__抜粋文__
不自然に感じる理由

こんにちは、ラオス滞在中のろっきいです。
ふだん日本語を教えるのに頭を使っていますので、みなさんの遣り取りを興味深く拝見しています。

「帰国してきました」それ自体はそれほど不自然な表現ではありません。

ブラジル人のサントスさんはしばらく(ブラジルに)帰国してきました。そして、いまは日本に戻っています。

「帰国する」という語に原義として「母国に帰る」という意味があるため、(ブラジルに)の部分は「馬から落馬する」のように過剰な表現です。
「ブラジルに帰ってきました」とすれば自然な表現になります。

どなたか主張した「帰国する」が動作を表すか、状態を表すかなどという問題とは関係ありません。

「してきました」の表現を検討しましょう。「してきました」は、その行為を終えて(もとの場所に)戻ったことを表します。
「行ってきました」「顔を洗ってきました」「買い物をしてきました」など。

__データ抜粋__
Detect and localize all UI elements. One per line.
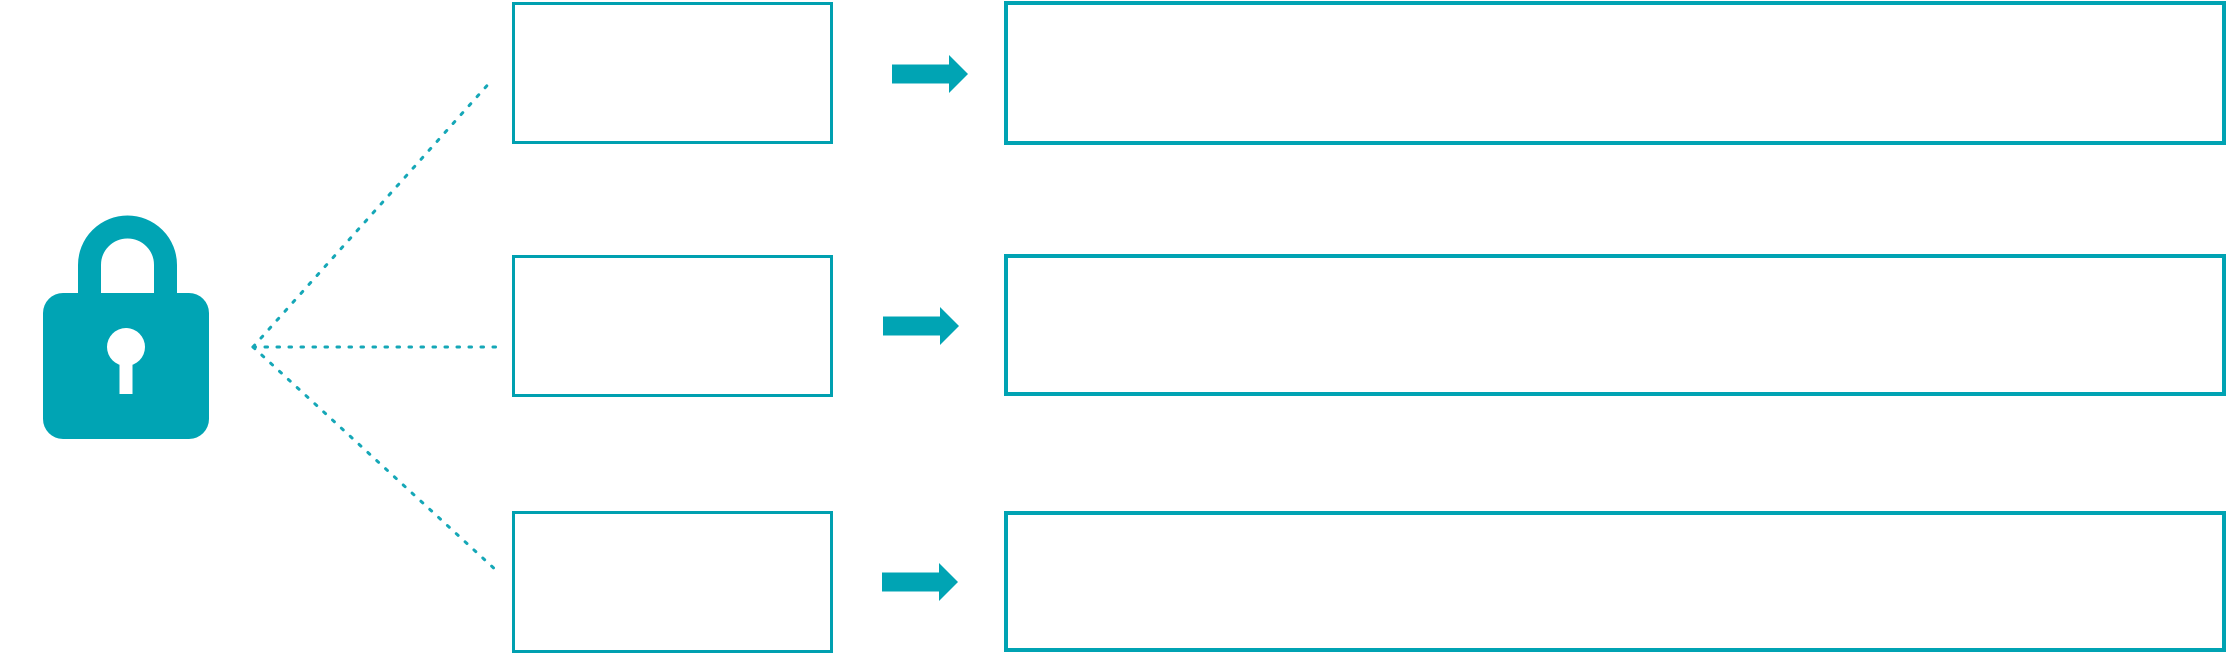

__作業指示__
「帰国してきました」の言い方を論じた抜粋文を、最初から最後まで一字も変えずに書き写す。 答えの根拠には抜粋文だけを使ってください。

__解答__
不自然に感じる理由

こんにちは、ラオス滞在中のろっきいです。
ふだん日本語を教えるのに頭を使っていますので、みなさんの遣り取りを興味深く拝見しています。

「帰国してきました」それ自体はそれほど不自然な表現ではありません。

ブラジル人のサントスさんはしばらく(ブラジルに)帰国してきました。そして、いまは日本に戻っています。

「帰国する」という語に原義として「母国に帰る」という意味があるため、(ブラジルに)の部分は「馬から落馬する」のように過剰な表現です。
「ブラジルに帰ってきました」とすれば自然な表現になります。

どなたか主張した「帰国する」が動作を表すか、状態を表すかなどという問題とは関係ありません。

「してきました」の表現を検討しましょう。「してきました」は、その行為を終えて(もとの場所に)戻ったことを表します。
「行ってきました」「顔を洗ってきました」「買い物をしてきました」など。